Exercise
Copy out each line of the records below that contains the word "Give". Count a line only if the word matches in case.

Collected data
-.-.-
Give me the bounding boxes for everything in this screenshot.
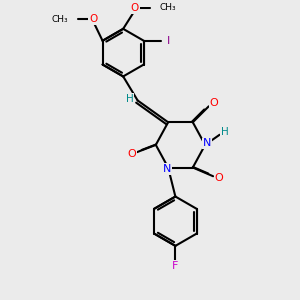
Text: I: I	[167, 36, 170, 46]
Text: O: O	[127, 148, 136, 159]
Text: CH₃: CH₃	[159, 4, 176, 13]
Text: CH₃: CH₃	[52, 15, 69, 24]
Text: O: O	[130, 3, 139, 13]
Text: H: H	[221, 128, 229, 137]
Text: O: O	[214, 173, 223, 183]
Text: N: N	[202, 138, 211, 148]
Text: H: H	[126, 94, 134, 104]
Text: N: N	[163, 164, 171, 174]
Text: O: O	[89, 14, 98, 24]
Text: O: O	[210, 98, 218, 108]
Text: F: F	[172, 261, 178, 271]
-.-.-
Written reply
Give me the bounding boxes for everything in this screenshot.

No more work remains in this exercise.